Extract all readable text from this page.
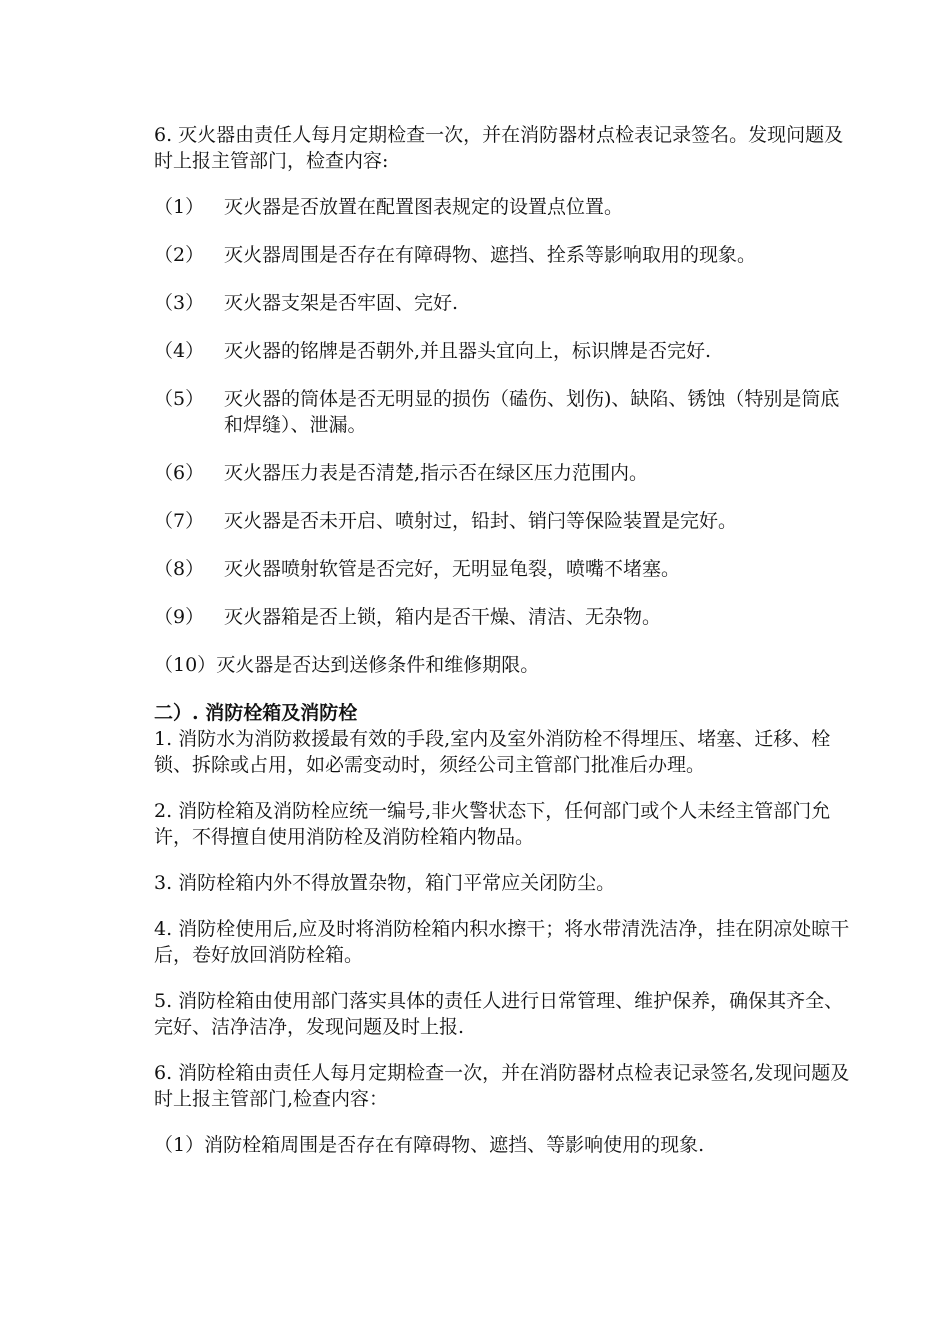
6. 灭火器由责任人每月定期检查一次，并在消防器材点检表记录签名。发现问题及时上报主管部门，检查内容:

（1）	灭火器是否放置在配置图表规定的设置点位置。
（2）	灭火器周围是否存在有障碍物、遮挡、拴系等影响取用的现象。
（3）	灭火器支架是否牢固、完好.
（4）	灭火器的铭牌是否朝外,并且器头宜向上，标识牌是否完好.
（5）	灭火器的筒体是否无明显的损伤（磕伤、划伤)、缺陷、锈蚀（特别是筒底和焊缝）、泄漏。
（6）	灭火器压力表是否清楚,指示否在绿区压力范围内。
（7）	灭火器是否未开启、喷射过，铅封、销闩等保险装置是完好。
（8）	灭火器喷射软管是否完好，无明显龟裂，喷嘴不堵塞。
（9）	灭火器箱是否上锁，箱内是否干燥、清洁、无杂物。
（10） 灭火器是否达到送修条件和维修期限。

二）. 消防栓箱及消防栓

1. 消防水为消防救援最有效的手段,室内及室外消防栓不得埋压、堵塞、迁移、栓锁、拆除或占用，如必需变动时，须经公司主管部门批准后办理。

2. 消防栓箱及消防栓应统一编号,非火警状态下，任何部门或个人未经主管部门允许，不得擅自使用消防栓及消防栓箱内物品。

3. 消防栓箱内外不得放置杂物，箱门平常应关闭防尘。

4. 消防栓使用后,应及时将消防栓箱内积水擦干；将水带清洗洁净，挂在阴凉处晾干后，卷好放回消防栓箱。

5. 消防栓箱由使用部门落实具体的责任人进行日常管理、维护保养，确保其齐全、完好、洁净洁净，发现问题及时上报.

6. 消防栓箱由责任人每月定期检查一次，并在消防器材点检表记录签名,发现问题及时上报主管部门,检查内容：

（1） 消防栓箱周围是否存在有障碍物、遮挡、等影响使用的现象.
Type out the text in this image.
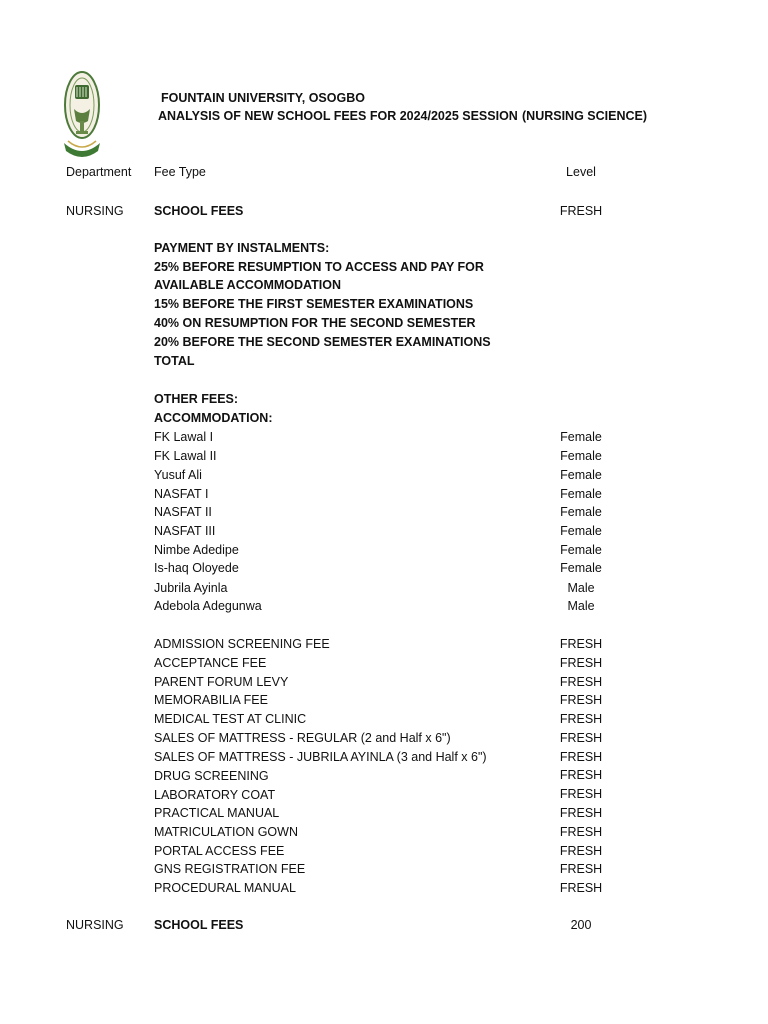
FOUNTAIN UNIVERSITY, OSOGBO
ANALYSIS OF NEW SCHOOL FEES FOR 2024/2025 SESSION (NURSING SCIENCE)
Department Fee Type	Level
NURSING SCHOOL FEES	FRESH
PAYMENT BY INSTALMENTS:
25% BEFORE RESUMPTION TO ACCESS AND PAY FOR
AVAILABLE ACCOMMODATION
15% BEFORE THE FIRST SEMESTER EXAMINATIONS
40% ON RESUMPTION FOR THE SECOND SEMESTER
20% BEFORE THE SECOND SEMESTER EXAMINATIONS
TOTAL
OTHER FEES:
ACCOMMODATION:
FK Lawal I	Female
FK Lawal II	Female
Yusuf Ali	Female
NASFAT I	Female
NASFAT II	Female
NASFAT III	Female
Nimbe Adedipe	Female
Is-haq Oloyede	Female
Jubrila Ayinla	Male
Adebola Adegunwa	Male
ADMISSION SCREENING FEE	FRESH
ACCEPTANCE FEE	FRESH
PARENT FORUM LEVY	FRESH
MEMORABILIA FEE	FRESH
MEDICAL TEST AT CLINIC	FRESH
SALES OF MATTRESS - REGULAR (2 and Half x 6")	FRESH
SALES OF MATTRESS - JUBRILA AYINLA (3 and Half x 6")	FRESH
DRUG SCREENING	FRESH
LABORATORY COAT	FRESH
PRACTICAL MANUAL	FRESH
MATRICULATION GOWN	FRESH
PORTAL ACCESS FEE	FRESH
GNS REGISTRATION FEE	FRESH
PROCEDURAL MANUAL	FRESH
NURSING SCHOOL FEES	200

------------------------

What you will do:
Reproduce every line above as written, skipping pictures.

Written answer:
Extract all readable text from this page.
6. 灭火器由责任人每月定期检查一次，并在消防器材点检表记录签名。发现问题及时上报主管部门，检查内容:

（1）	灭火器是否放置在配置图表规定的设置点位置。
（2）	灭火器周围是否存在有障碍物、遮挡、拴系等影响取用的现象。
（3）	灭火器支架是否牢固、完好.
（4）	灭火器的铭牌是否朝外,并且器头宜向上，标识牌是否完好.
（5）	灭火器的筒体是否无明显的损伤（磕伤、划伤)、缺陷、锈蚀（特别是筒底和焊缝）、泄漏。
（6）	灭火器压力表是否清楚,指示否在绿区压力范围内。
（7）	灭火器是否未开启、喷射过，铅封、销闩等保险装置是完好。
（8）	灭火器喷射软管是否完好，无明显龟裂，喷嘴不堵塞。
（9）	灭火器箱是否上锁，箱内是否干燥、清洁、无杂物。
（10） 灭火器是否达到送修条件和维修期限。

二）. 消防栓箱及消防栓

1. 消防水为消防救援最有效的手段,室内及室外消防栓不得埋压、堵塞、迁移、栓锁、拆除或占用，如必需变动时，须经公司主管部门批准后办理。

2. 消防栓箱及消防栓应统一编号,非火警状态下，任何部门或个人未经主管部门允许，不得擅自使用消防栓及消防栓箱内物品。

3. 消防栓箱内外不得放置杂物，箱门平常应关闭防尘。

4. 消防栓使用后,应及时将消防栓箱内积水擦干；将水带清洗洁净，挂在阴凉处晾干后，卷好放回消防栓箱。

5. 消防栓箱由使用部门落实具体的责任人进行日常管理、维护保养，确保其齐全、完好、洁净洁净，发现问题及时上报.

6. 消防栓箱由责任人每月定期检查一次，并在消防器材点检表记录签名,发现问题及时上报主管部门,检查内容：

（1） 消防栓箱周围是否存在有障碍物、遮挡、等影响使用的现象.
Type out the text in this image.
FOUNTAIN UNIVERSITY, OSOGBO
ANALYSIS OF NEW SCHOOL FEES FOR 2024/2025 SESSION (NURSING SCIENCE)
Department Fee Type	Level
NURSING SCHOOL FEES	FRESH
PAYMENT BY INSTALMENTS:
25% BEFORE RESUMPTION TO ACCESS AND PAY FOR
AVAILABLE ACCOMMODATION
15% BEFORE THE FIRST SEMESTER EXAMINATIONS
40% ON RESUMPTION FOR THE SECOND SEMESTER
20% BEFORE THE SECOND SEMESTER EXAMINATIONS
TOTAL
OTHER FEES:
ACCOMMODATION:
FK Lawal I	Female
FK Lawal II	Female
Yusuf Ali	Female
NASFAT I	Female
NASFAT II	Female
NASFAT III	Female
Nimbe Adedipe	Female
Is-haq Oloyede	Female
Jubrila Ayinla	Male
Adebola Adegunwa	Male
ADMISSION SCREENING FEE	FRESH
ACCEPTANCE FEE	FRESH
PARENT FORUM LEVY	FRESH
MEMORABILIA FEE	FRESH
MEDICAL TEST AT CLINIC	FRESH
SALES OF MATTRESS - REGULAR (2 and Half x 6")	FRESH
SALES OF MATTRESS - JUBRILA AYINLA (3 and Half x 6")	FRESH
DRUG SCREENING	FRESH
LABORATORY COAT	FRESH
PRACTICAL MANUAL	FRESH
MATRICULATION GOWN	FRESH
PORTAL ACCESS FEE	FRESH
GNS REGISTRATION FEE	FRESH
PROCEDURAL MANUAL	FRESH
NURSING SCHOOL FEES	200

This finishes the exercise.